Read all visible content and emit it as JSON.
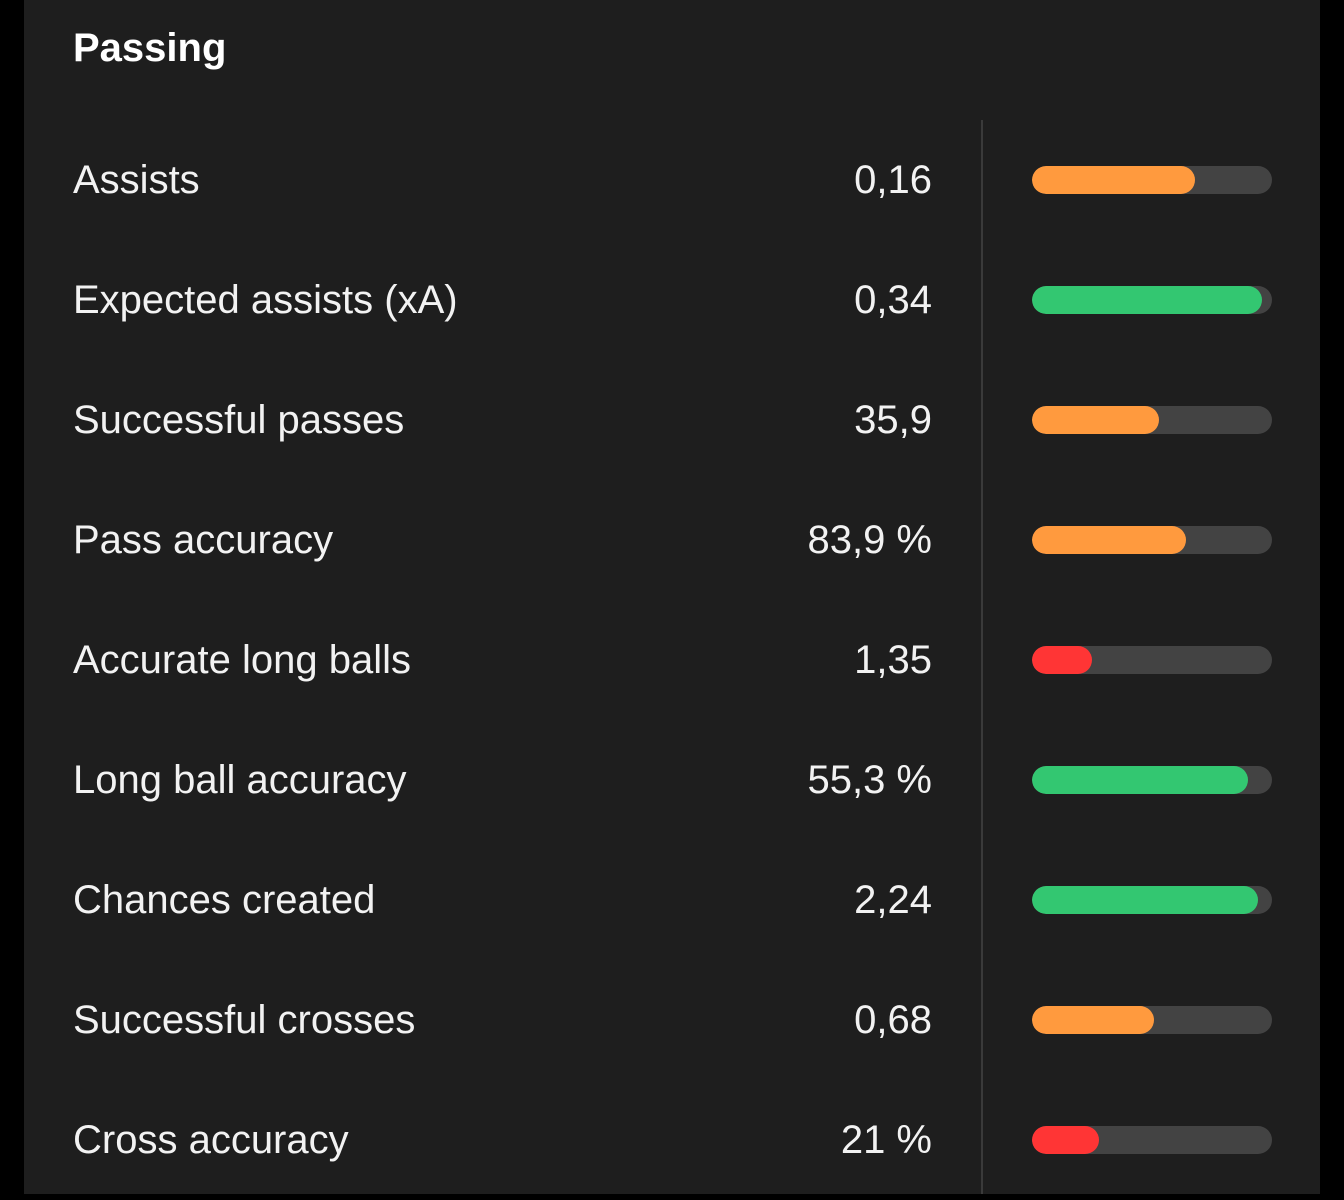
{
  "section": {
    "title": "Passing"
  },
  "colors": {
    "orange": "#ff9a3e",
    "green": "#33c771",
    "red": "#ff3535"
  },
  "stats": [
    {
      "label": "Assists",
      "value": "0,16",
      "percentile": 0.68,
      "color": "orange"
    },
    {
      "label": "Expected assists (xA)",
      "value": "0,34",
      "percentile": 0.96,
      "color": "green"
    },
    {
      "label": "Successful passes",
      "value": "35,9",
      "percentile": 0.53,
      "color": "orange"
    },
    {
      "label": "Pass accuracy",
      "value": "83,9 %",
      "percentile": 0.64,
      "color": "orange"
    },
    {
      "label": "Accurate long balls",
      "value": "1,35",
      "percentile": 0.25,
      "color": "red"
    },
    {
      "label": "Long ball accuracy",
      "value": "55,3 %",
      "percentile": 0.9,
      "color": "green"
    },
    {
      "label": "Chances created",
      "value": "2,24",
      "percentile": 0.94,
      "color": "green"
    },
    {
      "label": "Successful crosses",
      "value": "0,68",
      "percentile": 0.51,
      "color": "orange"
    },
    {
      "label": "Cross accuracy",
      "value": "21 %",
      "percentile": 0.28,
      "color": "red"
    }
  ]
}
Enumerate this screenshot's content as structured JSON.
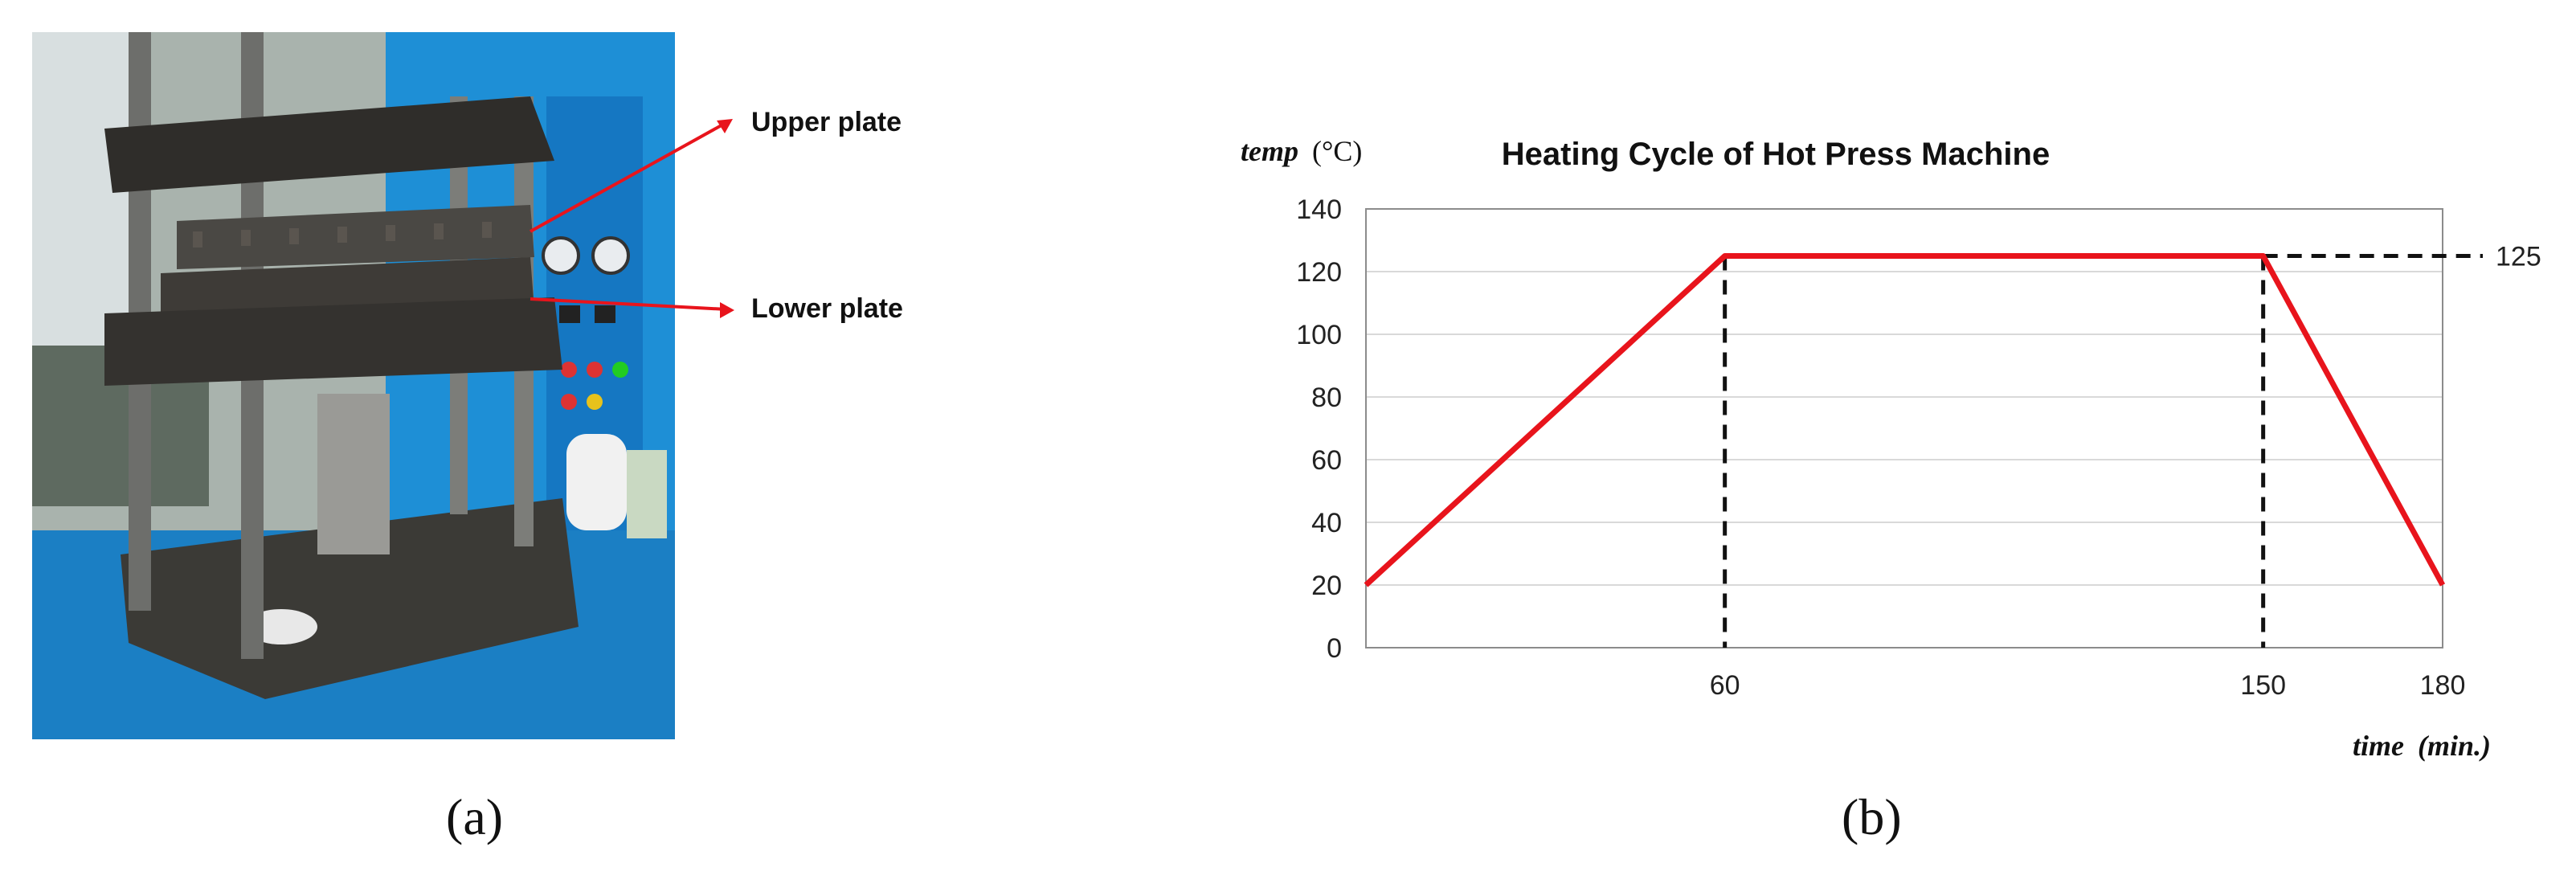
{
  "photo": {
    "callouts": [
      "Upper plate",
      "Lower plate"
    ]
  },
  "captions": {
    "a": "(a)",
    "b": "(b)"
  },
  "colors": {
    "line": "#e8141c",
    "guide": "#111111",
    "grid": "#d9d9d9",
    "axis": "#8c8c8c"
  },
  "chart_data": {
    "type": "line",
    "title": "Heating Cycle of Hot Press Machine",
    "ylabel_main": "temp",
    "ylabel_unit": "(°C)",
    "xlabel_main": "time",
    "xlabel_unit": "(min.)",
    "ylim": [
      0,
      140
    ],
    "xlim": [
      0,
      180
    ],
    "yticks": [
      0,
      20,
      40,
      60,
      80,
      100,
      120,
      140
    ],
    "xticks": [
      60,
      150,
      180
    ],
    "grid": true,
    "series": [
      {
        "x": [
          0,
          60,
          150,
          180
        ],
        "y": [
          20,
          125,
          125,
          20
        ]
      }
    ],
    "annotations": {
      "dashed_vertical_x": [
        60,
        150
      ],
      "dashed_horizontal_y": 125,
      "right_label": "125"
    }
  }
}
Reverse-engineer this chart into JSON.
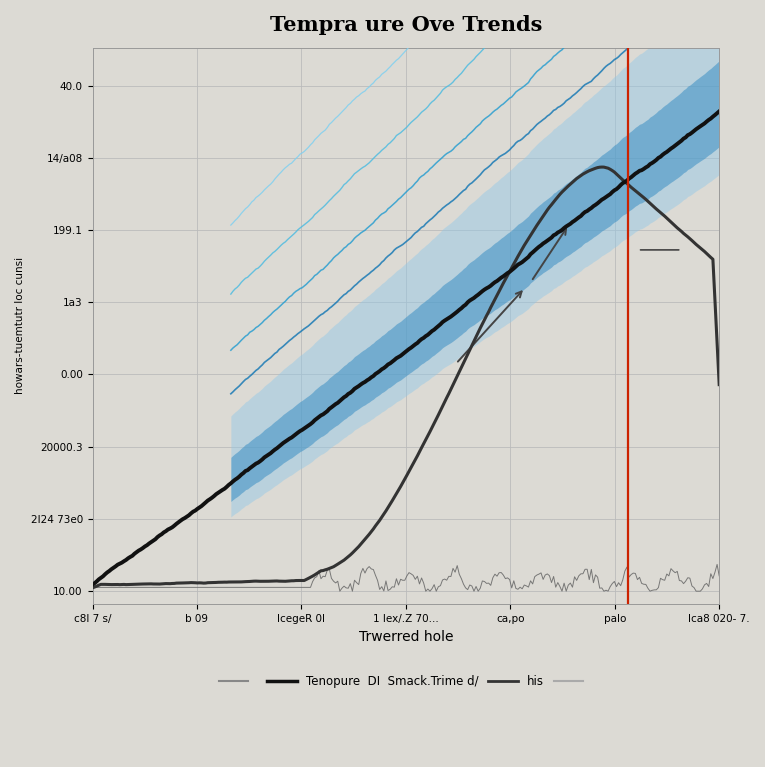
{
  "title": "Tempra ure Ove Trends",
  "xlabel": "Trwerred hole",
  "ylabel": "howars-tuemtutr loc cunsi",
  "background_color": "#dcdad4",
  "plot_bg_color": "#dcdad4",
  "grid_color": "#bbbbbb",
  "x_ticks": [
    "c8l 7 s/",
    "b 09",
    "lcegeR 0l",
    "1 lex/.Z 70...",
    "ca,po",
    "palo",
    "lca8 020- 7."
  ],
  "y_ticks": [
    "10.00",
    "2l24 73e0",
    "20000.3",
    "0.00",
    "1a3",
    "199.1",
    "14/a08",
    "40.0"
  ],
  "vline_color": "#cc2200",
  "main_line_color": "#111111",
  "secondary_line_color": "#333333",
  "noise_line_color": "#666666",
  "fill_color_dark": "#3a8fc4",
  "fill_color_light": "#90c8e8",
  "line1_color": "#1a7ab5",
  "line2_color": "#2a9ed0",
  "line3_color": "#50bce0",
  "line4_color": "#80d0f0",
  "legend_labels": [
    "Tenopure  DI  Smack.Trime d/",
    "his"
  ],
  "n_points": 300,
  "vline_pos": 0.855
}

--------------------

## Required task
Word for word, quote the full listing, omitting every picture.

## Problem solution
Read all visible content and emit it as JSON.
{
  "section": {
    "title": "Passing"
  },
  "colors": {
    "orange": "#ff9a3e",
    "green": "#33c771",
    "red": "#ff3535"
  },
  "stats": [
    {
      "label": "Assists",
      "value": "0,16",
      "percentile": 0.68,
      "color": "orange"
    },
    {
      "label": "Expected assists (xA)",
      "value": "0,34",
      "percentile": 0.96,
      "color": "green"
    },
    {
      "label": "Successful passes",
      "value": "35,9",
      "percentile": 0.53,
      "color": "orange"
    },
    {
      "label": "Pass accuracy",
      "value": "83,9 %",
      "percentile": 0.64,
      "color": "orange"
    },
    {
      "label": "Accurate long balls",
      "value": "1,35",
      "percentile": 0.25,
      "color": "red"
    },
    {
      "label": "Long ball accuracy",
      "value": "55,3 %",
      "percentile": 0.9,
      "color": "green"
    },
    {
      "label": "Chances created",
      "value": "2,24",
      "percentile": 0.94,
      "color": "green"
    },
    {
      "label": "Successful crosses",
      "value": "0,68",
      "percentile": 0.51,
      "color": "orange"
    },
    {
      "label": "Cross accuracy",
      "value": "21 %",
      "percentile": 0.28,
      "color": "red"
    }
  ]
}
Enumerate this screenshot's content as structured JSON.
{
  "photo": {
    "callouts": [
      "Upper plate",
      "Lower plate"
    ]
  },
  "captions": {
    "a": "(a)",
    "b": "(b)"
  },
  "colors": {
    "line": "#e8141c",
    "guide": "#111111",
    "grid": "#d9d9d9",
    "axis": "#8c8c8c"
  },
  "chart_data": {
    "type": "line",
    "title": "Heating Cycle of Hot Press Machine",
    "ylabel_main": "temp",
    "ylabel_unit": "(°C)",
    "xlabel_main": "time",
    "xlabel_unit": "(min.)",
    "ylim": [
      0,
      140
    ],
    "xlim": [
      0,
      180
    ],
    "yticks": [
      0,
      20,
      40,
      60,
      80,
      100,
      120,
      140
    ],
    "xticks": [
      60,
      150,
      180
    ],
    "grid": true,
    "series": [
      {
        "x": [
          0,
          60,
          150,
          180
        ],
        "y": [
          20,
          125,
          125,
          20
        ]
      }
    ],
    "annotations": {
      "dashed_vertical_x": [
        60,
        150
      ],
      "dashed_horizontal_y": 125,
      "right_label": "125"
    }
  }
}
Reverse-engineer this chart into JSON.
{
  "title": "Tempra ure Ove Trends",
  "xlabel": "Trwerred hole",
  "ylabel": "howars-tuemtutr loc cunsi",
  "background_color": "#dcdad4",
  "plot_bg_color": "#dcdad4",
  "grid_color": "#bbbbbb",
  "x_ticks": [
    "c8l 7 s/",
    "b 09",
    "lcegeR 0l",
    "1 lex/.Z 70...",
    "ca,po",
    "palo",
    "lca8 020- 7."
  ],
  "y_ticks": [
    "10.00",
    "2l24 73e0",
    "20000.3",
    "0.00",
    "1a3",
    "199.1",
    "14/a08",
    "40.0"
  ],
  "vline_color": "#cc2200",
  "main_line_color": "#111111",
  "secondary_line_color": "#333333",
  "noise_line_color": "#666666",
  "fill_color_dark": "#3a8fc4",
  "fill_color_light": "#90c8e8",
  "line1_color": "#1a7ab5",
  "line2_color": "#2a9ed0",
  "line3_color": "#50bce0",
  "line4_color": "#80d0f0",
  "legend_labels": [
    "Tenopure  DI  Smack.Trime d/",
    "his"
  ],
  "n_points": 300,
  "vline_pos": 0.855
}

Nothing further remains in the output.